Given data
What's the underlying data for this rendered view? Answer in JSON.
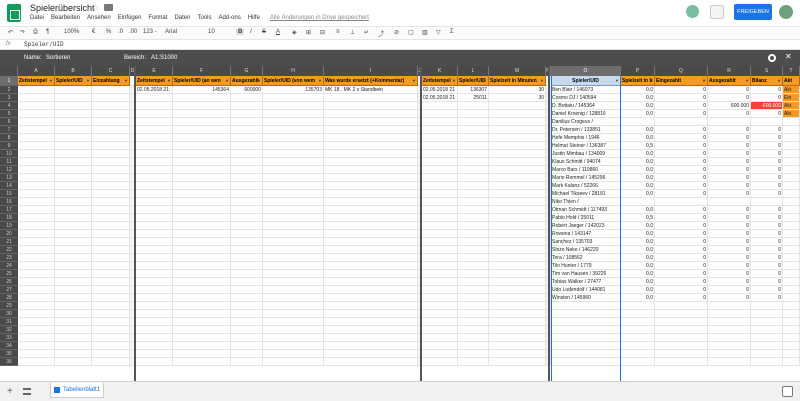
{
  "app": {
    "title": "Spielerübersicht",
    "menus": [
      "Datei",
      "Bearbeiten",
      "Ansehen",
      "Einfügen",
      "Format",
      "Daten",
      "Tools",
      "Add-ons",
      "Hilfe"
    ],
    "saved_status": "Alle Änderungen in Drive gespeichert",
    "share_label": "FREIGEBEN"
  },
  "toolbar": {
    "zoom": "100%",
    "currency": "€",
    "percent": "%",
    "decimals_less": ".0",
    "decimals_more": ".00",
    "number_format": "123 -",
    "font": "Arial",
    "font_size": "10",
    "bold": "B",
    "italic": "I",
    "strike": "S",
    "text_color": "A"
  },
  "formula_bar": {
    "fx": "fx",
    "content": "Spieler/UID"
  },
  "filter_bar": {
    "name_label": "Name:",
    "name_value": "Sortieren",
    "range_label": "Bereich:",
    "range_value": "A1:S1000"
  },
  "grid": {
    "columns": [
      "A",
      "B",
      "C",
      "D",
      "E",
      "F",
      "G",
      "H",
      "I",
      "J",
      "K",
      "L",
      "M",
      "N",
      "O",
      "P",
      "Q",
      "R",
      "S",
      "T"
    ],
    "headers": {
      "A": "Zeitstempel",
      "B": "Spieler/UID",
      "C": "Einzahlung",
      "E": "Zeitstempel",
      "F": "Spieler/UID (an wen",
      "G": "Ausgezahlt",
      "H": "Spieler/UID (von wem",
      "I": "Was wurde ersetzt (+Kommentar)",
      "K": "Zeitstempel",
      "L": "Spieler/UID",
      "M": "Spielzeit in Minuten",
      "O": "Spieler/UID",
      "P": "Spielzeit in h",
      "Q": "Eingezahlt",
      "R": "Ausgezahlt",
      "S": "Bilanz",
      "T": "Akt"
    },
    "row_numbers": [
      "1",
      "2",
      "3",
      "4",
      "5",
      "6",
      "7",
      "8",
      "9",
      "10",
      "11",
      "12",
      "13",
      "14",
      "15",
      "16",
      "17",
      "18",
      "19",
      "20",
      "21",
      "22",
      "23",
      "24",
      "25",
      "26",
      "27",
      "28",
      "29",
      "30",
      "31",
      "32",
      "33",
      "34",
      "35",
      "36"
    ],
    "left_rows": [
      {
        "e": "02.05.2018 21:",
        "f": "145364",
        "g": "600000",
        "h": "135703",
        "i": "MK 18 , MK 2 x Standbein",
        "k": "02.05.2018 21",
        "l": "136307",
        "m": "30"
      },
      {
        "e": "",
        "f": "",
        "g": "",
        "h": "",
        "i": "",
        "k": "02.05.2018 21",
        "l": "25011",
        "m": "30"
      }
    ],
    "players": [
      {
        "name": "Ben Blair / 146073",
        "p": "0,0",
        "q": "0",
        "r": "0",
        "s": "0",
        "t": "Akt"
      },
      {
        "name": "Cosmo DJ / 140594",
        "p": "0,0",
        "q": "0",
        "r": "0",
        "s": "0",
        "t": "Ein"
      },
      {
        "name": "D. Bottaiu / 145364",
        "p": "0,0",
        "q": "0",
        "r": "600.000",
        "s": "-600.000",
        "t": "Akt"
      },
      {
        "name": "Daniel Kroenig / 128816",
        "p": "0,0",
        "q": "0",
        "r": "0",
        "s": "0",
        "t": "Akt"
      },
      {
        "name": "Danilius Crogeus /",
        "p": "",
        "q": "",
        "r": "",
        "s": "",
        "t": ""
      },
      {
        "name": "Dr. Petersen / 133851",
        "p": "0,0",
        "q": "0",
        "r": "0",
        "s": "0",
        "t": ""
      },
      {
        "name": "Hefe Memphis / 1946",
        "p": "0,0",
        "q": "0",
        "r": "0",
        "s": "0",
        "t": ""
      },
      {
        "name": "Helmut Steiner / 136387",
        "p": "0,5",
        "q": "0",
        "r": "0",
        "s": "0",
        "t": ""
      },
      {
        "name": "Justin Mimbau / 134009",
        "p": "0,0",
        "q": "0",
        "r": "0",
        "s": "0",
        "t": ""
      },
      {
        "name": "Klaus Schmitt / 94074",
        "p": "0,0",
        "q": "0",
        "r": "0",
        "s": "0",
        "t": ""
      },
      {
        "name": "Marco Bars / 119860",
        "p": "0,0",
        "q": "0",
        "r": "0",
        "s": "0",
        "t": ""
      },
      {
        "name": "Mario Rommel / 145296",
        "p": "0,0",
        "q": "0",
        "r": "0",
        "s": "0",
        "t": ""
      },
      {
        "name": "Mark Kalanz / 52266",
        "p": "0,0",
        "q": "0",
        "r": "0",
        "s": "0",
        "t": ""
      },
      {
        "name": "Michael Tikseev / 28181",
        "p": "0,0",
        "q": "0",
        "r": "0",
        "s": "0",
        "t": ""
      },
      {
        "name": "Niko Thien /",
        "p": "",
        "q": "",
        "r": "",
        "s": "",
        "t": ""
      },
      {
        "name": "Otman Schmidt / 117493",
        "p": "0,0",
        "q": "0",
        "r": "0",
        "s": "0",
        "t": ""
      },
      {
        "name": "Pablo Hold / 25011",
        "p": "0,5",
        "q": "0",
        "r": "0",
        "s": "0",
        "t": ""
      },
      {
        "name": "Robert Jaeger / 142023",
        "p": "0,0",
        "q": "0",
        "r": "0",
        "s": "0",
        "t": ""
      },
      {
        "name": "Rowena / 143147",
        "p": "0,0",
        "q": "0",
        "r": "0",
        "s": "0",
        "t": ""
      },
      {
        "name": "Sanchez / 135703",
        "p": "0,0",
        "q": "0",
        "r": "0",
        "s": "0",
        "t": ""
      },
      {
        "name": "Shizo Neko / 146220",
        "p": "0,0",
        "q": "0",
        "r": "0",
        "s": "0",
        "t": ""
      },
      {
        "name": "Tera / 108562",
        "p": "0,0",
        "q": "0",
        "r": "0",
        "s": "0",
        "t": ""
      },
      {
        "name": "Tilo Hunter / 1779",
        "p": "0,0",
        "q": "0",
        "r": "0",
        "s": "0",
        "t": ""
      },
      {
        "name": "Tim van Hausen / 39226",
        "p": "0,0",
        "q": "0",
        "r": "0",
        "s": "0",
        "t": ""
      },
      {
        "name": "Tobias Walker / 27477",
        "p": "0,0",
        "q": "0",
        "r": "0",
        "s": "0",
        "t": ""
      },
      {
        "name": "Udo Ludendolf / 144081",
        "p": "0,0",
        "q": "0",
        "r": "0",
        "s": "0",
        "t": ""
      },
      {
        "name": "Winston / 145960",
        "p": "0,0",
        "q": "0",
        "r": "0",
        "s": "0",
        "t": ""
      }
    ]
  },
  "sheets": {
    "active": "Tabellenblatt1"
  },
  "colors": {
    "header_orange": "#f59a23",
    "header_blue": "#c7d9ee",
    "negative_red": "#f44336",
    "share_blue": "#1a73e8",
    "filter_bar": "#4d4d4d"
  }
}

What is required
Search the entries for the word "Spielzeit" and copy every line that has it.

Correct output
      "M": "Spielzeit in Minuten",
      "P": "Spielzeit in h",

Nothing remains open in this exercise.